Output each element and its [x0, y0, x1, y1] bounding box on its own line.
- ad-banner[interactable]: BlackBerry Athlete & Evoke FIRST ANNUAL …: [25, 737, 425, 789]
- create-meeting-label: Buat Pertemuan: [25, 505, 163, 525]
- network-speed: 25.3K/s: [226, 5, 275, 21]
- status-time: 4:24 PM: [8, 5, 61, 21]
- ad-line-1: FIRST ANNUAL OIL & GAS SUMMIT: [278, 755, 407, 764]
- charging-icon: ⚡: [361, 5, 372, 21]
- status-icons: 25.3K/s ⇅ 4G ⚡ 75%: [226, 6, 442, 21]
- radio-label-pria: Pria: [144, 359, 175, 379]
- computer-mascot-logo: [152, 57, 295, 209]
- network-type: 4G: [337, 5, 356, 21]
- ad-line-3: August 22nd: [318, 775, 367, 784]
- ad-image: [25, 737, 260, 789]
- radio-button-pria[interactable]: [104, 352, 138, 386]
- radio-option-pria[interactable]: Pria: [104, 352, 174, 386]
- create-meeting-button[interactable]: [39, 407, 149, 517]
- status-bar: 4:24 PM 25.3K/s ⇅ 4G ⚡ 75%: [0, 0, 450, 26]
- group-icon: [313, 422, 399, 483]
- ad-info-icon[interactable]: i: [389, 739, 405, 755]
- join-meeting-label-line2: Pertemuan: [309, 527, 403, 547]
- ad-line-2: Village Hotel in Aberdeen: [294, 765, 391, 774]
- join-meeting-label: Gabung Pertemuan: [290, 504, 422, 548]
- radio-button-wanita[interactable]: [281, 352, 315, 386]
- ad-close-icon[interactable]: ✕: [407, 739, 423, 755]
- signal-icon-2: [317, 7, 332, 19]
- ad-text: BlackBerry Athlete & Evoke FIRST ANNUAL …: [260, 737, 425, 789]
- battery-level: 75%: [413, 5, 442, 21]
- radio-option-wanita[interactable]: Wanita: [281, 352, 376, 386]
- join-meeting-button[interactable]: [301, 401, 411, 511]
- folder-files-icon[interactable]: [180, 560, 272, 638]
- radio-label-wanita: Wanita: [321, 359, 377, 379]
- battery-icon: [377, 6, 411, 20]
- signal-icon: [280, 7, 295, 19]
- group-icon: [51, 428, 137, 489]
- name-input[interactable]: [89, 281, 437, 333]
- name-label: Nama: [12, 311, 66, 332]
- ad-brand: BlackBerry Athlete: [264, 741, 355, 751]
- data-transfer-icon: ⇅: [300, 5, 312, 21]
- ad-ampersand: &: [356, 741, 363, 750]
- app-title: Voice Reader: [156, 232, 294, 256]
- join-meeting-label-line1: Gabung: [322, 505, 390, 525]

---*---

### GIVEN REQUEST
Collect every line in the records above that contains the string "BlackBerry", matching case exactly.

### ANSWER BELOW
- ad-banner[interactable]: BlackBerry Athlete & Evoke FIRST ANNUAL …: [25, 737, 425, 789]
- ad-text: BlackBerry Athlete & Evoke FIRST ANNUAL …: [260, 737, 425, 789]
- ad-brand: BlackBerry Athlete: [264, 741, 355, 751]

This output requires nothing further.